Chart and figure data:
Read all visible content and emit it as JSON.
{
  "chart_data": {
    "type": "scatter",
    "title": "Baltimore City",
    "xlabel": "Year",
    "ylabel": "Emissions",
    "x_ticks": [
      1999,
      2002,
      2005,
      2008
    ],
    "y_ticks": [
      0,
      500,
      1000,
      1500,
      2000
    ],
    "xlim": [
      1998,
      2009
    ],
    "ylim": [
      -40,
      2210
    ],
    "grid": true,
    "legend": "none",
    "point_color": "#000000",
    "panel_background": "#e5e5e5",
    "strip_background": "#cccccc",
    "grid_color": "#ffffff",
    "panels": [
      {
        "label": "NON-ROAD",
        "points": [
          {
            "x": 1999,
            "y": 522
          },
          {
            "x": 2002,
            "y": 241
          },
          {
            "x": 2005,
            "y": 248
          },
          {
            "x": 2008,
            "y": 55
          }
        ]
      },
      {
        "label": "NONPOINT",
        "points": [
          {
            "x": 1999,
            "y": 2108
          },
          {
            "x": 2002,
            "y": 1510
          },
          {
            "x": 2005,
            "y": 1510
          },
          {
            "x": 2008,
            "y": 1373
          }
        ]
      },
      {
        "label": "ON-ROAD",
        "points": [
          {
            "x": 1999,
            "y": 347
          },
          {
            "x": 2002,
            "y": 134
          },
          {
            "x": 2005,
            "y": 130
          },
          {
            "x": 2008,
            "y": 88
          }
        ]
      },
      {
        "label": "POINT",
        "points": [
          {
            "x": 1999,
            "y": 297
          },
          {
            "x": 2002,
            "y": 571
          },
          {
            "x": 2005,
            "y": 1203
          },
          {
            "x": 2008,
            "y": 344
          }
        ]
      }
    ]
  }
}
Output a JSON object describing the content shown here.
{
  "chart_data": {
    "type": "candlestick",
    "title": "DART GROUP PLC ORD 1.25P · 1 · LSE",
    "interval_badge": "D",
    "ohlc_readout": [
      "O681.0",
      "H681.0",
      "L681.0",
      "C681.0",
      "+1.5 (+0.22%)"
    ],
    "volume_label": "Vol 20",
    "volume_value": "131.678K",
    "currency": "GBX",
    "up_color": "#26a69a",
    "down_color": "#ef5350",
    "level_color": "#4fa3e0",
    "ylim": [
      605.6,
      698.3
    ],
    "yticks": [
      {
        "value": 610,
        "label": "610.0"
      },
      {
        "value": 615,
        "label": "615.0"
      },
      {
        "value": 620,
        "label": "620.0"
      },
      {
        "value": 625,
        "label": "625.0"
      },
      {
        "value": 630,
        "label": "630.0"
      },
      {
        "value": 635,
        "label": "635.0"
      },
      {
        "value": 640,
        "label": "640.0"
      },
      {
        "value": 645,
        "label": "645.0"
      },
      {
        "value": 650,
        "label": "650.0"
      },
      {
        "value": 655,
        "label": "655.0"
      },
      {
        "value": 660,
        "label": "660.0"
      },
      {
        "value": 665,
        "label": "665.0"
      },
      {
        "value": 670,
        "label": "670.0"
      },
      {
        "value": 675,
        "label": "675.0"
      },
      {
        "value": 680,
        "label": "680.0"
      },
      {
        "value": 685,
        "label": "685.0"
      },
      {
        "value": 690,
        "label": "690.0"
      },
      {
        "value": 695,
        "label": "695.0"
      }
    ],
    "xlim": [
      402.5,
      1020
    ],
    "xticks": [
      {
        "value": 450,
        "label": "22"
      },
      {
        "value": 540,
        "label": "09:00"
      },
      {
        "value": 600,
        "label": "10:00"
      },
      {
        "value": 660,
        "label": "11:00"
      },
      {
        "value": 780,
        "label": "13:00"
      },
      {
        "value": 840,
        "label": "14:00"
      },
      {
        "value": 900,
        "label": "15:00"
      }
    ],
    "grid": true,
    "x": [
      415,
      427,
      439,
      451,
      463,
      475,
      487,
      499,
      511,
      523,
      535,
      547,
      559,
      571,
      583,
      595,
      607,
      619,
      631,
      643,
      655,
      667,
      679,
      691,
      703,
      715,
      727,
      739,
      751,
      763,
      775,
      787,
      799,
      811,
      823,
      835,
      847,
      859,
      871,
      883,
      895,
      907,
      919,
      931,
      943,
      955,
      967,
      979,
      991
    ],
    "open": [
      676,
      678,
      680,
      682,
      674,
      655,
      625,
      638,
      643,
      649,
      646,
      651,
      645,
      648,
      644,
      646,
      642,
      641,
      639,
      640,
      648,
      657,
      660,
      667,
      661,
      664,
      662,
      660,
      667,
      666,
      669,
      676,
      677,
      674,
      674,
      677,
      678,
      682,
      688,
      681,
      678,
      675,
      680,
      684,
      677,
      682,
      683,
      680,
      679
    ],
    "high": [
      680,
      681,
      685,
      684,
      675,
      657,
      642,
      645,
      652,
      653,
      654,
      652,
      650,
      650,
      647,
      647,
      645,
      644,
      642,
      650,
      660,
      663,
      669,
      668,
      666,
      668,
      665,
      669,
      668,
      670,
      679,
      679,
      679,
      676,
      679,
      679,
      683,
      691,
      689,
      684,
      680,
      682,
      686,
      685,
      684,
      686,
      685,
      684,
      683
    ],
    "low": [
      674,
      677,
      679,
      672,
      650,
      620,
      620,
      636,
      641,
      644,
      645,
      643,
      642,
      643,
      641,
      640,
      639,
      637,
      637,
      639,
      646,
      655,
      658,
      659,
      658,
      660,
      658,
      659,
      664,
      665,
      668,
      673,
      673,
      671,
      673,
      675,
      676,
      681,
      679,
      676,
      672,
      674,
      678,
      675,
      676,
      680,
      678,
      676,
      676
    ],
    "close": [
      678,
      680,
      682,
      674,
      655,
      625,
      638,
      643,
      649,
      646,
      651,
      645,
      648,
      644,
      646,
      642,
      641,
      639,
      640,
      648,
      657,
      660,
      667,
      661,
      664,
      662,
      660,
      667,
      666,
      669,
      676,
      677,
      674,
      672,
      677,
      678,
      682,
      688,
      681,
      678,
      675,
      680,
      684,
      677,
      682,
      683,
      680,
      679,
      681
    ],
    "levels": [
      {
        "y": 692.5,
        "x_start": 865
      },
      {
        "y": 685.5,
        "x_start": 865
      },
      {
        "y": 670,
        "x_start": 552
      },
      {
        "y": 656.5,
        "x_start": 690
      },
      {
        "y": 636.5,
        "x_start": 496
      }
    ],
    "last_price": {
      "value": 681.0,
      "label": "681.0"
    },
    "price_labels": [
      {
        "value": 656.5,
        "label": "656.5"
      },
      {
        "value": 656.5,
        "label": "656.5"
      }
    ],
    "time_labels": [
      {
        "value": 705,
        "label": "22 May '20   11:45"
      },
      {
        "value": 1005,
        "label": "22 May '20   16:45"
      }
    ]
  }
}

» Given exercise: Write out the records above again, keeping each one identical to the original.

» Task response:
Read all visible content and emit it as JSON.
{
  "chart_data": {
    "type": "scatter",
    "title": "Baltimore City",
    "xlabel": "Year",
    "ylabel": "Emissions",
    "x_ticks": [
      1999,
      2002,
      2005,
      2008
    ],
    "y_ticks": [
      0,
      500,
      1000,
      1500,
      2000
    ],
    "xlim": [
      1998,
      2009
    ],
    "ylim": [
      -40,
      2210
    ],
    "grid": true,
    "legend": "none",
    "point_color": "#000000",
    "panel_background": "#e5e5e5",
    "strip_background": "#cccccc",
    "grid_color": "#ffffff",
    "panels": [
      {
        "label": "NON-ROAD",
        "points": [
          {
            "x": 1999,
            "y": 522
          },
          {
            "x": 2002,
            "y": 241
          },
          {
            "x": 2005,
            "y": 248
          },
          {
            "x": 2008,
            "y": 55
          }
        ]
      },
      {
        "label": "NONPOINT",
        "points": [
          {
            "x": 1999,
            "y": 2108
          },
          {
            "x": 2002,
            "y": 1510
          },
          {
            "x": 2005,
            "y": 1510
          },
          {
            "x": 2008,
            "y": 1373
          }
        ]
      },
      {
        "label": "ON-ROAD",
        "points": [
          {
            "x": 1999,
            "y": 347
          },
          {
            "x": 2002,
            "y": 134
          },
          {
            "x": 2005,
            "y": 130
          },
          {
            "x": 2008,
            "y": 88
          }
        ]
      },
      {
        "label": "POINT",
        "points": [
          {
            "x": 1999,
            "y": 297
          },
          {
            "x": 2002,
            "y": 571
          },
          {
            "x": 2005,
            "y": 1203
          },
          {
            "x": 2008,
            "y": 344
          }
        ]
      }
    ]
  }
}
Output a JSON object describing the content shown here.
{
  "chart_data": {
    "type": "candlestick",
    "title": "DART GROUP PLC ORD 1.25P · 1 · LSE",
    "interval_badge": "D",
    "ohlc_readout": [
      "O681.0",
      "H681.0",
      "L681.0",
      "C681.0",
      "+1.5 (+0.22%)"
    ],
    "volume_label": "Vol 20",
    "volume_value": "131.678K",
    "currency": "GBX",
    "up_color": "#26a69a",
    "down_color": "#ef5350",
    "level_color": "#4fa3e0",
    "ylim": [
      605.6,
      698.3
    ],
    "yticks": [
      {
        "value": 610,
        "label": "610.0"
      },
      {
        "value": 615,
        "label": "615.0"
      },
      {
        "value": 620,
        "label": "620.0"
      },
      {
        "value": 625,
        "label": "625.0"
      },
      {
        "value": 630,
        "label": "630.0"
      },
      {
        "value": 635,
        "label": "635.0"
      },
      {
        "value": 640,
        "label": "640.0"
      },
      {
        "value": 645,
        "label": "645.0"
      },
      {
        "value": 650,
        "label": "650.0"
      },
      {
        "value": 655,
        "label": "655.0"
      },
      {
        "value": 660,
        "label": "660.0"
      },
      {
        "value": 665,
        "label": "665.0"
      },
      {
        "value": 670,
        "label": "670.0"
      },
      {
        "value": 675,
        "label": "675.0"
      },
      {
        "value": 680,
        "label": "680.0"
      },
      {
        "value": 685,
        "label": "685.0"
      },
      {
        "value": 690,
        "label": "690.0"
      },
      {
        "value": 695,
        "label": "695.0"
      }
    ],
    "xlim": [
      402.5,
      1020
    ],
    "xticks": [
      {
        "value": 450,
        "label": "22"
      },
      {
        "value": 540,
        "label": "09:00"
      },
      {
        "value": 600,
        "label": "10:00"
      },
      {
        "value": 660,
        "label": "11:00"
      },
      {
        "value": 780,
        "label": "13:00"
      },
      {
        "value": 840,
        "label": "14:00"
      },
      {
        "value": 900,
        "label": "15:00"
      }
    ],
    "grid": true,
    "x": [
      415,
      427,
      439,
      451,
      463,
      475,
      487,
      499,
      511,
      523,
      535,
      547,
      559,
      571,
      583,
      595,
      607,
      619,
      631,
      643,
      655,
      667,
      679,
      691,
      703,
      715,
      727,
      739,
      751,
      763,
      775,
      787,
      799,
      811,
      823,
      835,
      847,
      859,
      871,
      883,
      895,
      907,
      919,
      931,
      943,
      955,
      967,
      979,
      991
    ],
    "open": [
      676,
      678,
      680,
      682,
      674,
      655,
      625,
      638,
      643,
      649,
      646,
      651,
      645,
      648,
      644,
      646,
      642,
      641,
      639,
      640,
      648,
      657,
      660,
      667,
      661,
      664,
      662,
      660,
      667,
      666,
      669,
      676,
      677,
      674,
      674,
      677,
      678,
      682,
      688,
      681,
      678,
      675,
      680,
      684,
      677,
      682,
      683,
      680,
      679
    ],
    "high": [
      680,
      681,
      685,
      684,
      675,
      657,
      642,
      645,
      652,
      653,
      654,
      652,
      650,
      650,
      647,
      647,
      645,
      644,
      642,
      650,
      660,
      663,
      669,
      668,
      666,
      668,
      665,
      669,
      668,
      670,
      679,
      679,
      679,
      676,
      679,
      679,
      683,
      691,
      689,
      684,
      680,
      682,
      686,
      685,
      684,
      686,
      685,
      684,
      683
    ],
    "low": [
      674,
      677,
      679,
      672,
      650,
      620,
      620,
      636,
      641,
      644,
      645,
      643,
      642,
      643,
      641,
      640,
      639,
      637,
      637,
      639,
      646,
      655,
      658,
      659,
      658,
      660,
      658,
      659,
      664,
      665,
      668,
      673,
      673,
      671,
      673,
      675,
      676,
      681,
      679,
      676,
      672,
      674,
      678,
      675,
      676,
      680,
      678,
      676,
      676
    ],
    "close": [
      678,
      680,
      682,
      674,
      655,
      625,
      638,
      643,
      649,
      646,
      651,
      645,
      648,
      644,
      646,
      642,
      641,
      639,
      640,
      648,
      657,
      660,
      667,
      661,
      664,
      662,
      660,
      667,
      666,
      669,
      676,
      677,
      674,
      672,
      677,
      678,
      682,
      688,
      681,
      678,
      675,
      680,
      684,
      677,
      682,
      683,
      680,
      679,
      681
    ],
    "levels": [
      {
        "y": 692.5,
        "x_start": 865
      },
      {
        "y": 685.5,
        "x_start": 865
      },
      {
        "y": 670,
        "x_start": 552
      },
      {
        "y": 656.5,
        "x_start": 690
      },
      {
        "y": 636.5,
        "x_start": 496
      }
    ],
    "last_price": {
      "value": 681.0,
      "label": "681.0"
    },
    "price_labels": [
      {
        "value": 656.5,
        "label": "656.5"
      },
      {
        "value": 656.5,
        "label": "656.5"
      }
    ],
    "time_labels": [
      {
        "value": 705,
        "label": "22 May '20   11:45"
      },
      {
        "value": 1005,
        "label": "22 May '20   16:45"
      }
    ]
  }
}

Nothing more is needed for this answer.